**What to produce:** Show each line from the listing that includes the word "true".

Entries from a dataset
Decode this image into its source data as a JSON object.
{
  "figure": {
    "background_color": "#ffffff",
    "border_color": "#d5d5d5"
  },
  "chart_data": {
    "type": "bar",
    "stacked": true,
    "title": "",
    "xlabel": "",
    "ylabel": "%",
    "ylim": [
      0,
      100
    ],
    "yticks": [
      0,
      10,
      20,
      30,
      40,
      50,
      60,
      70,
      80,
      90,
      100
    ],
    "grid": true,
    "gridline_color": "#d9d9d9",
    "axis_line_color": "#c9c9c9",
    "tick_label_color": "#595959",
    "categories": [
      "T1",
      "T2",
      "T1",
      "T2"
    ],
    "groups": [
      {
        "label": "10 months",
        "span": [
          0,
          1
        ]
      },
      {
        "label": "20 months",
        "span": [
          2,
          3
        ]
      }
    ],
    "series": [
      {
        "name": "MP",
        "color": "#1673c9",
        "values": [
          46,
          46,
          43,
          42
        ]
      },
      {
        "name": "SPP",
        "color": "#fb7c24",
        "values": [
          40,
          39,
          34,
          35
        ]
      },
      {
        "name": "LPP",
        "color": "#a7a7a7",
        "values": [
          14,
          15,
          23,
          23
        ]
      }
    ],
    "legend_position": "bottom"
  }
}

...

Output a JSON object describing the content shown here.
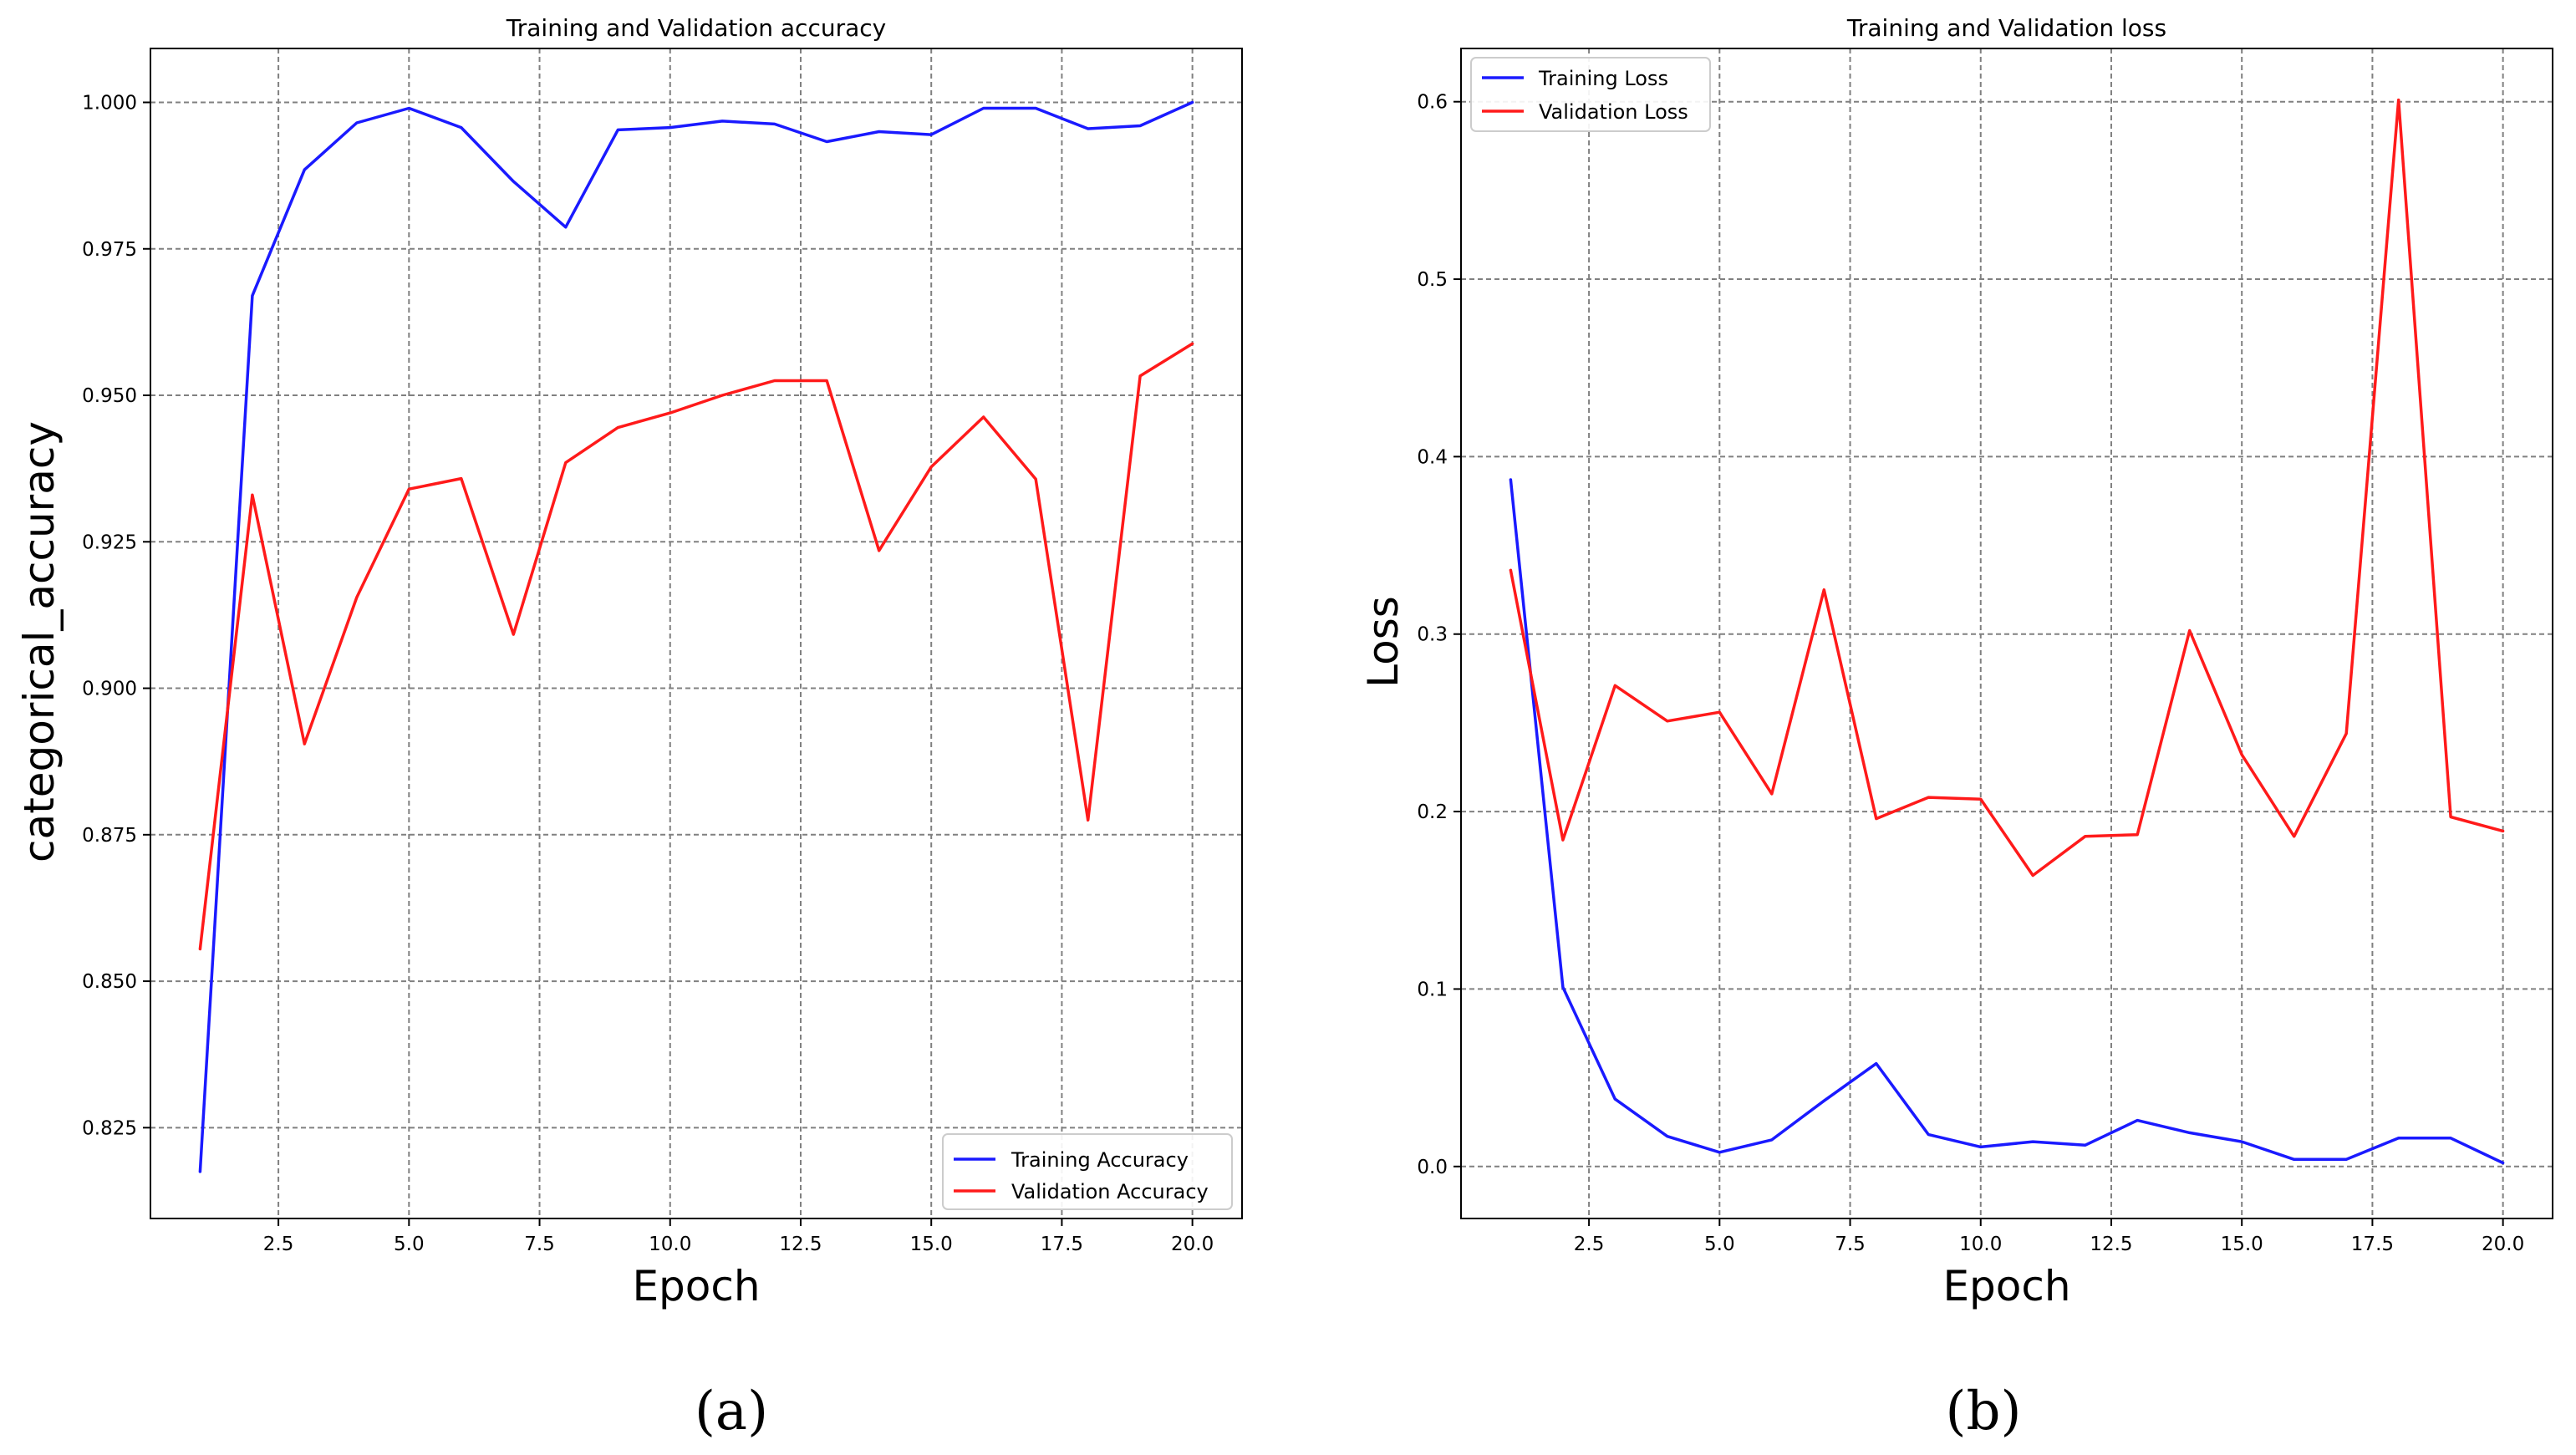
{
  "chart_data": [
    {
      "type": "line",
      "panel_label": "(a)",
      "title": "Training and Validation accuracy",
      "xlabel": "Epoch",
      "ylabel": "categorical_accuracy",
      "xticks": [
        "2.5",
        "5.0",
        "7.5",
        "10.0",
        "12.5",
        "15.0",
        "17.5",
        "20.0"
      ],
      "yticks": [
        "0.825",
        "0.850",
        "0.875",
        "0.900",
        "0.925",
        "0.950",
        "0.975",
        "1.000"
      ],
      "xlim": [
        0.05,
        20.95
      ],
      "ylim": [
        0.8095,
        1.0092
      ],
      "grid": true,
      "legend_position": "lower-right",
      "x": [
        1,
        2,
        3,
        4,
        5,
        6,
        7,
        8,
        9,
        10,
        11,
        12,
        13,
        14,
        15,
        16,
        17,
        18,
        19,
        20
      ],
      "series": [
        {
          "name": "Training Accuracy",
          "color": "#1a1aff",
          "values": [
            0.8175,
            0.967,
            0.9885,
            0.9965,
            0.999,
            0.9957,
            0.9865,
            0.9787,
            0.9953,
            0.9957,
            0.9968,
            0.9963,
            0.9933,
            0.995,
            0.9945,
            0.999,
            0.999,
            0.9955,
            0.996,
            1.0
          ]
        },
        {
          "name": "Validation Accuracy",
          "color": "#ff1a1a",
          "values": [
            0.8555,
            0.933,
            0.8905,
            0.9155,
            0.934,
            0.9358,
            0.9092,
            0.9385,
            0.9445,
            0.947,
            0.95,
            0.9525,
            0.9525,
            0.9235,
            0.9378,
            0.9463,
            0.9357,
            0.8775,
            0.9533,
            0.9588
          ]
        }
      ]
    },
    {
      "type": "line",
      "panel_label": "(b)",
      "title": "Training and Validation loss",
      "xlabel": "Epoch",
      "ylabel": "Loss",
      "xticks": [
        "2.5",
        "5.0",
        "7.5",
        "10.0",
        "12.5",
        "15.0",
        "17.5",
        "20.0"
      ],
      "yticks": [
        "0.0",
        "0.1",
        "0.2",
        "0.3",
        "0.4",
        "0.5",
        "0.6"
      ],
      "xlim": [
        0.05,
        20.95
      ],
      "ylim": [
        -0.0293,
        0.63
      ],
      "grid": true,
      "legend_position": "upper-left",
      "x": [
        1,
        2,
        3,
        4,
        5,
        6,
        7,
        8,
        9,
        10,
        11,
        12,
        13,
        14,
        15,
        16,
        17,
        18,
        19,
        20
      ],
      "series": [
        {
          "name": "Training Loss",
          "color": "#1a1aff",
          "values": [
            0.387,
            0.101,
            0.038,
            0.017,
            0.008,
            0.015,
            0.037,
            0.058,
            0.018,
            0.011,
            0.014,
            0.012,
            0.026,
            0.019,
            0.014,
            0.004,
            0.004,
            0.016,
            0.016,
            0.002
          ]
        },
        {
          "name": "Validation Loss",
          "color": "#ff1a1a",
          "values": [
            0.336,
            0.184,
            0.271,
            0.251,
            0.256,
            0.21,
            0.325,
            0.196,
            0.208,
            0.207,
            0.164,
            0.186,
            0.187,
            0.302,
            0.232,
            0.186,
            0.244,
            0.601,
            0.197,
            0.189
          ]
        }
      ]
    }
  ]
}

**Exercise output:**
    "stacked": true,
    "grid": true,
      "grid": true,
      "grid": true,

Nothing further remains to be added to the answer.